* Exercise details
Report the count of lines below that include "screenshot", without any other text.

* Extracted entries
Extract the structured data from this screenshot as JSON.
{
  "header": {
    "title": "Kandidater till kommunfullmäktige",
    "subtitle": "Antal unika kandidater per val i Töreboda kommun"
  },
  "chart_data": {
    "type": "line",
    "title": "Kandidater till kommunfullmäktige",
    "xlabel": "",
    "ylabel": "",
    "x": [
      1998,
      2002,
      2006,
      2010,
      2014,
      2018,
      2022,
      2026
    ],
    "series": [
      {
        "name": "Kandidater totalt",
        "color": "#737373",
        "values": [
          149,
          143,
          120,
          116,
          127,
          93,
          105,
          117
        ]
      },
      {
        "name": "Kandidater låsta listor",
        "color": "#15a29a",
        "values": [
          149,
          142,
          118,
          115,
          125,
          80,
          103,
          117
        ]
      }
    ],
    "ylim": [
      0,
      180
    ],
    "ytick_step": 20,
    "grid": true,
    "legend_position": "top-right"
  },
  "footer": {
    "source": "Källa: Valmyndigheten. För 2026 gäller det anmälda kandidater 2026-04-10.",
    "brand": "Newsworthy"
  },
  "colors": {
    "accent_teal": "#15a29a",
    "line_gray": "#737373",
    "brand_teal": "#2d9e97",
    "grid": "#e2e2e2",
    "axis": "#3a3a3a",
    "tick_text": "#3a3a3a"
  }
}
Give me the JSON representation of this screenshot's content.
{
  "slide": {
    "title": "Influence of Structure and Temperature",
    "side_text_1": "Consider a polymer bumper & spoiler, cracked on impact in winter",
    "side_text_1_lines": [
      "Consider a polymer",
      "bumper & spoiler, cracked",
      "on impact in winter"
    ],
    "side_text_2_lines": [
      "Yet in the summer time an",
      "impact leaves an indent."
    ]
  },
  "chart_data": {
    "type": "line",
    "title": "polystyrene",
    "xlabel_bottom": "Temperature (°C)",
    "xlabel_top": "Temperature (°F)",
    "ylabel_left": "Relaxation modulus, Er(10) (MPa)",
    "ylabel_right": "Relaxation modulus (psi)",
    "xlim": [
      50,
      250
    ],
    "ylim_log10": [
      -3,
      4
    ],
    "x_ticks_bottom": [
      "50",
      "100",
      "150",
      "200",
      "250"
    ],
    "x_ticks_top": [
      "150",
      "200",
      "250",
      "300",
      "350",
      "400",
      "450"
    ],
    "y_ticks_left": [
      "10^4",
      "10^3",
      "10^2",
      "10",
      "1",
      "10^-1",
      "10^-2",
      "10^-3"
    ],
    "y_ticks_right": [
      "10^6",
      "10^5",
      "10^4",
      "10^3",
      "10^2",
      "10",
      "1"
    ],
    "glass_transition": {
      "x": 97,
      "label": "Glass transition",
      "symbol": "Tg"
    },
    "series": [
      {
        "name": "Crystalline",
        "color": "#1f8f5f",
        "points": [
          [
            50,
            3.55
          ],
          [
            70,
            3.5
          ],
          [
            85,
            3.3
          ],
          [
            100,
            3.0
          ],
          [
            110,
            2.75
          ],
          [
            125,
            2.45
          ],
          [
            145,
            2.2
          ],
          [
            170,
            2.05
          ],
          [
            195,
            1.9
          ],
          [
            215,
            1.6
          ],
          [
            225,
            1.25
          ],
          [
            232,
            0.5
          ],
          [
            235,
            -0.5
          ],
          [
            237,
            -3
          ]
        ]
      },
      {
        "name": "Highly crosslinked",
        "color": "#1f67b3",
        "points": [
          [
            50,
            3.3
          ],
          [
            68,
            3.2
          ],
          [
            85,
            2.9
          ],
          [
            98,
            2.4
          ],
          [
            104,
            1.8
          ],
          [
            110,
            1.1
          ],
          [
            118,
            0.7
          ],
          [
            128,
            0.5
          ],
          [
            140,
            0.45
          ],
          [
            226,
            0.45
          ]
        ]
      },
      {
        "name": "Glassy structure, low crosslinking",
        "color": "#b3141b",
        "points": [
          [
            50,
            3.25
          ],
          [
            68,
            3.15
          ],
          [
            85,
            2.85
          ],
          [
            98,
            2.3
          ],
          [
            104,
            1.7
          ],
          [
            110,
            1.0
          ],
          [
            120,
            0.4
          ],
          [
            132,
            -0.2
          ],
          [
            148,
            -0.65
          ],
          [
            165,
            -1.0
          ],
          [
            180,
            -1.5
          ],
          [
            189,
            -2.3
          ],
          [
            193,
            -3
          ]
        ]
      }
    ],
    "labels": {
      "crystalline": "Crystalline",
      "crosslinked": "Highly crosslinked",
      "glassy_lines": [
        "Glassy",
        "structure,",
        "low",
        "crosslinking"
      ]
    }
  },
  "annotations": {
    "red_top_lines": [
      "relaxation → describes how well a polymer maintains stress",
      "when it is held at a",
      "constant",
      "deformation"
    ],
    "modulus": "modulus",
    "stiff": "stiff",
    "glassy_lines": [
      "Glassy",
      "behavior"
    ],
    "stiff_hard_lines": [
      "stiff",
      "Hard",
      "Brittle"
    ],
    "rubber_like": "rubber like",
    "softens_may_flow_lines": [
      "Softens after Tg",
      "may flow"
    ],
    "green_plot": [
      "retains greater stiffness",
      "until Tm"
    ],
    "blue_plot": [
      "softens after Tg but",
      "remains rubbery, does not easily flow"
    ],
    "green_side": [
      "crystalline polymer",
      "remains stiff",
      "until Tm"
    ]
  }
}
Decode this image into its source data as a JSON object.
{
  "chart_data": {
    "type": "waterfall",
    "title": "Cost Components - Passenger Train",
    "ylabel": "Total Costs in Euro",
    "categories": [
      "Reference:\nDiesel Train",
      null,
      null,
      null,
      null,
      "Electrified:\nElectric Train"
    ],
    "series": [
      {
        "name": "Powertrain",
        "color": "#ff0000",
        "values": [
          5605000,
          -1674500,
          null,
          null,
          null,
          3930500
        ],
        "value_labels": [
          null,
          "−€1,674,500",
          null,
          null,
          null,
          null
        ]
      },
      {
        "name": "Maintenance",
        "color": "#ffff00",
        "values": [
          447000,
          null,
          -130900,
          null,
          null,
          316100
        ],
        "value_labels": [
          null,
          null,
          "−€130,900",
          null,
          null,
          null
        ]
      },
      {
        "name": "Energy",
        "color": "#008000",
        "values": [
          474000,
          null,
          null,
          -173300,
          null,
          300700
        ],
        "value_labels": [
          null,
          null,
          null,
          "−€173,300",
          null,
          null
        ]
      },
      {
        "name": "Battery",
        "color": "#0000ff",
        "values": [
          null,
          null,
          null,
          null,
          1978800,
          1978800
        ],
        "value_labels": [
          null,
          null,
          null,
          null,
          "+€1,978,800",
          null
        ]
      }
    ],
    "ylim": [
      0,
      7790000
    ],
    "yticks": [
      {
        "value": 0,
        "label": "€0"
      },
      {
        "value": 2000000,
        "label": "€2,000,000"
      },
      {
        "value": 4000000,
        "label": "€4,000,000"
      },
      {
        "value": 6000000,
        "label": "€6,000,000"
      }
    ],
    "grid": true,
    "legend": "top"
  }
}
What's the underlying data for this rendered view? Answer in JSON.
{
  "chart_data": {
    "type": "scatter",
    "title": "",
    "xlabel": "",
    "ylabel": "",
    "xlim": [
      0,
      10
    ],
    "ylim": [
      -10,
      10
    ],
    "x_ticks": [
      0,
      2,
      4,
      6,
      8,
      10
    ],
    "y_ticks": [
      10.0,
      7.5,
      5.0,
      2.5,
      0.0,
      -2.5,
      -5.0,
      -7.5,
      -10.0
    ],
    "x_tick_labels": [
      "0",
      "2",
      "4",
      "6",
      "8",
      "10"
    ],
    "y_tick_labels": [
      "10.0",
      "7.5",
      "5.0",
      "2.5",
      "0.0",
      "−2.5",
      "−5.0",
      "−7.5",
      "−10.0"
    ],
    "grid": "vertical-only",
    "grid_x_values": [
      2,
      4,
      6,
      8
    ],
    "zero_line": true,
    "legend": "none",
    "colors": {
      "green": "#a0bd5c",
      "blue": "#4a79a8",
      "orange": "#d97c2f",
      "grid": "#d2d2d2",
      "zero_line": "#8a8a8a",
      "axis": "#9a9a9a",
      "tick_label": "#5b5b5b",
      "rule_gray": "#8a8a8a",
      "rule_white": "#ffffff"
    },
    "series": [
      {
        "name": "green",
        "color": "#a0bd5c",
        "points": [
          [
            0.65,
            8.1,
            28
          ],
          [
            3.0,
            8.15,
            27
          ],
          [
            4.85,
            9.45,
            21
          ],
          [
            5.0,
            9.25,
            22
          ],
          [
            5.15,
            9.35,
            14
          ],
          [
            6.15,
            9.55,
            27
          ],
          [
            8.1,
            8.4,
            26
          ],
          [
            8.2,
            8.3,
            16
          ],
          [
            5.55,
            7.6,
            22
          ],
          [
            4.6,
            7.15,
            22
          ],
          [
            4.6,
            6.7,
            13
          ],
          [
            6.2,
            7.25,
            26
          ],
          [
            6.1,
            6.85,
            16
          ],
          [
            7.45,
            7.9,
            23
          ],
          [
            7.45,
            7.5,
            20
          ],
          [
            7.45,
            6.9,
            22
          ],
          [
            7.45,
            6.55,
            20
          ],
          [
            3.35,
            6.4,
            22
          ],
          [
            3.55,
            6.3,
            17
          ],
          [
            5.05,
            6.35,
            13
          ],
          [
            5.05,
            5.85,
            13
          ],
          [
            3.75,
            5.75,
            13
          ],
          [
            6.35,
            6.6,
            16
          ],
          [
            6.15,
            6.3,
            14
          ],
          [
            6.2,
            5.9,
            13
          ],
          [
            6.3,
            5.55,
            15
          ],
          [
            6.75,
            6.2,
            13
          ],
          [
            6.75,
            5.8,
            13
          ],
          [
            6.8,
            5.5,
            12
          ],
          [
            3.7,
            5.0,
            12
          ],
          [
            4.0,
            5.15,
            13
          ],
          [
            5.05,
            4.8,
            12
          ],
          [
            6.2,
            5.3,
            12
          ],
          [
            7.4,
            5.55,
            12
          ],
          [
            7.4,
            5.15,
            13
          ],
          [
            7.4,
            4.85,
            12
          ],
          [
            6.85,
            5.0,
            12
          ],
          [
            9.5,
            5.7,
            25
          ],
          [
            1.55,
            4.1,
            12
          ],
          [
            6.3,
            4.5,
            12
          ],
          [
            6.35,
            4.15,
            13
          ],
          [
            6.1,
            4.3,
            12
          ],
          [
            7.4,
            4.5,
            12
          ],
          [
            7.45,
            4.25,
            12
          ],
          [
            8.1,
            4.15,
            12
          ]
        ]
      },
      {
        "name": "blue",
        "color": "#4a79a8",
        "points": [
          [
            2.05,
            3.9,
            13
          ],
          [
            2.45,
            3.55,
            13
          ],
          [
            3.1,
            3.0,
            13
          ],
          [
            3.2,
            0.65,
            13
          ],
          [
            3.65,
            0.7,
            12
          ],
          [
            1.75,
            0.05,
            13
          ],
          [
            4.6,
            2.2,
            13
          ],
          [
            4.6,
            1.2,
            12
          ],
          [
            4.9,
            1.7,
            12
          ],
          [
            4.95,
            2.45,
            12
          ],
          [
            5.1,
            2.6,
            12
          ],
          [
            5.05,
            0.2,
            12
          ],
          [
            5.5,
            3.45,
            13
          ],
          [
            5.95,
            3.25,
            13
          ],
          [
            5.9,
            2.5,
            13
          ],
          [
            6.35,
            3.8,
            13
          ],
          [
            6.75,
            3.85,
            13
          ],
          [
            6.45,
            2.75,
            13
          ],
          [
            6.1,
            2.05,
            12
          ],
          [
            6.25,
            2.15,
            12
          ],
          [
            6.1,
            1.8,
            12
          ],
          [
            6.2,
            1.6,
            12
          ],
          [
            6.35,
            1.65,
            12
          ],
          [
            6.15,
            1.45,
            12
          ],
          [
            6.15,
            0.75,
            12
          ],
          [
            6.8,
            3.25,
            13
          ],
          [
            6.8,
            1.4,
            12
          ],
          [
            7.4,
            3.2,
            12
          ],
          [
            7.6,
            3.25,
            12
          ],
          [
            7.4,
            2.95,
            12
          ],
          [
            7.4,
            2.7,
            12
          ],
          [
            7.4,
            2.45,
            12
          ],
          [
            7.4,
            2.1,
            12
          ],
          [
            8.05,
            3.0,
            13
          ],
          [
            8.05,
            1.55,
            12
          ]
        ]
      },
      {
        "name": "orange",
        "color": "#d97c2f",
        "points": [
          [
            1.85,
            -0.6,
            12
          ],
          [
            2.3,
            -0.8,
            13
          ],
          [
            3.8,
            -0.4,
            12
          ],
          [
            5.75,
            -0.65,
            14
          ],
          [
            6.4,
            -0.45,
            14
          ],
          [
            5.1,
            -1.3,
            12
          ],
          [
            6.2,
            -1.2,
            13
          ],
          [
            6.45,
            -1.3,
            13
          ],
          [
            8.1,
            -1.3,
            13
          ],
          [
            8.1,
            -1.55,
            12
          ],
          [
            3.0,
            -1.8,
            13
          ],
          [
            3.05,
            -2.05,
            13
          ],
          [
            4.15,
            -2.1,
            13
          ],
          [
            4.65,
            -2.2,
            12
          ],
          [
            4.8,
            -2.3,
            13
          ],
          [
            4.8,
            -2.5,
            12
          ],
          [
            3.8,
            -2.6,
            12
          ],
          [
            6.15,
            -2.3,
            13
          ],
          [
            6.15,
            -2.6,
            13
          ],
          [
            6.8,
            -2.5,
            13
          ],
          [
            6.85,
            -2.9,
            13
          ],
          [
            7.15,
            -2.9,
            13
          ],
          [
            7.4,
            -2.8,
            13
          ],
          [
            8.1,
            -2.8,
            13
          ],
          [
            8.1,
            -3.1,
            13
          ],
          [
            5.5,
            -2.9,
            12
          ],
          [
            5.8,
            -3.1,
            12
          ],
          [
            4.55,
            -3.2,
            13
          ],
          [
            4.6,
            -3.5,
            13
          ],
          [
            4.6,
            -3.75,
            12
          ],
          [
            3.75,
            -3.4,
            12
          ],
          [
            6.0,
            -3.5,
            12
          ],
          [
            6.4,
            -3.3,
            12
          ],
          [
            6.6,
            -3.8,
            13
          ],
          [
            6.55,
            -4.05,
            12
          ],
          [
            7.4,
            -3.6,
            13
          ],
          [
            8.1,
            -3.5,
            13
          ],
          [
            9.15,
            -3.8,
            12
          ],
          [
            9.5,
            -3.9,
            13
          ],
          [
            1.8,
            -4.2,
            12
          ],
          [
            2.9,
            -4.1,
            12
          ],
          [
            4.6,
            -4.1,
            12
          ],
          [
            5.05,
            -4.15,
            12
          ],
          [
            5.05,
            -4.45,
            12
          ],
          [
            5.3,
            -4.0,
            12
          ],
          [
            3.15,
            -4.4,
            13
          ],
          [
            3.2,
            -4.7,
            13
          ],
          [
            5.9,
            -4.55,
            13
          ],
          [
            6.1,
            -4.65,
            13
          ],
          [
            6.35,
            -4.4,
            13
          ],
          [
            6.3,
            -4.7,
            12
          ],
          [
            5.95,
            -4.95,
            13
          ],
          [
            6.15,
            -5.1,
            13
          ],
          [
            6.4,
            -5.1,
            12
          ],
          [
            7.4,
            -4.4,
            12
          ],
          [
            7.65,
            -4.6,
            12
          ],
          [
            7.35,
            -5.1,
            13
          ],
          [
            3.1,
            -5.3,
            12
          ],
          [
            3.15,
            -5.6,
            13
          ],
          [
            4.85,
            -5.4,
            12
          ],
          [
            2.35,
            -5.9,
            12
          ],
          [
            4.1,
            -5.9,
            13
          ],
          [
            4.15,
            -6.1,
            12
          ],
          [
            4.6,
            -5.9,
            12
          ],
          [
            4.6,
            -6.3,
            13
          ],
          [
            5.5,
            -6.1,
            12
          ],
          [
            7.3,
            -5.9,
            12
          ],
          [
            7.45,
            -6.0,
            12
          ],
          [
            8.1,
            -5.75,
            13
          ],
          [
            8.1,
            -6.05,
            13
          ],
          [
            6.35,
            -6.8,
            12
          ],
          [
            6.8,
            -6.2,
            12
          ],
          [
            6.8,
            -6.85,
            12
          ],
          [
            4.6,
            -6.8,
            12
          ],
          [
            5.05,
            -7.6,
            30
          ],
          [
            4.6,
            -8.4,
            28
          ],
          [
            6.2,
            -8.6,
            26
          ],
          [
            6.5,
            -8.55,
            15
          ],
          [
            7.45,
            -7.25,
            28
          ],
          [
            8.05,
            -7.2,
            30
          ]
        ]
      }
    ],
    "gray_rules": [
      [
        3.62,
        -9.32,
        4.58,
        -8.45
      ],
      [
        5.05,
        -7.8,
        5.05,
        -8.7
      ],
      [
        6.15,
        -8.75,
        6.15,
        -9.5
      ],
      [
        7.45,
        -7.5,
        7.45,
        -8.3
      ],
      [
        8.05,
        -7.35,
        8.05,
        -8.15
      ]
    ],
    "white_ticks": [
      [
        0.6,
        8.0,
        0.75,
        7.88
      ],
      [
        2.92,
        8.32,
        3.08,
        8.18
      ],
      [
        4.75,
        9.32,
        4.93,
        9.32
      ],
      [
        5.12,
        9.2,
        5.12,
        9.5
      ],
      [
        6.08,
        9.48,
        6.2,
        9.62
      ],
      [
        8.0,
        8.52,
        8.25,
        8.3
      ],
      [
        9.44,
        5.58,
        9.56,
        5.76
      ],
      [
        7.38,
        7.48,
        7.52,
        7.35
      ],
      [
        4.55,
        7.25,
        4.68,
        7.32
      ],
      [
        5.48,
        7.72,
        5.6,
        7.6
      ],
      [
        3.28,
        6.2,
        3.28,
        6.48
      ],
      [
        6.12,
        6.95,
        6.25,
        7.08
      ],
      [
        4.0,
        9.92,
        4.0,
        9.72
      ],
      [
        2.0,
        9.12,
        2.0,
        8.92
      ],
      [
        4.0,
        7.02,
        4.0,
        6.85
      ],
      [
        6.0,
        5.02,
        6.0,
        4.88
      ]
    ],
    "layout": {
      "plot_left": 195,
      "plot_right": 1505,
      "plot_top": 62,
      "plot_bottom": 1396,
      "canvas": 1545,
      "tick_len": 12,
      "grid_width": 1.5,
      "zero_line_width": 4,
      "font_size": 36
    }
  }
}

* Written solution
2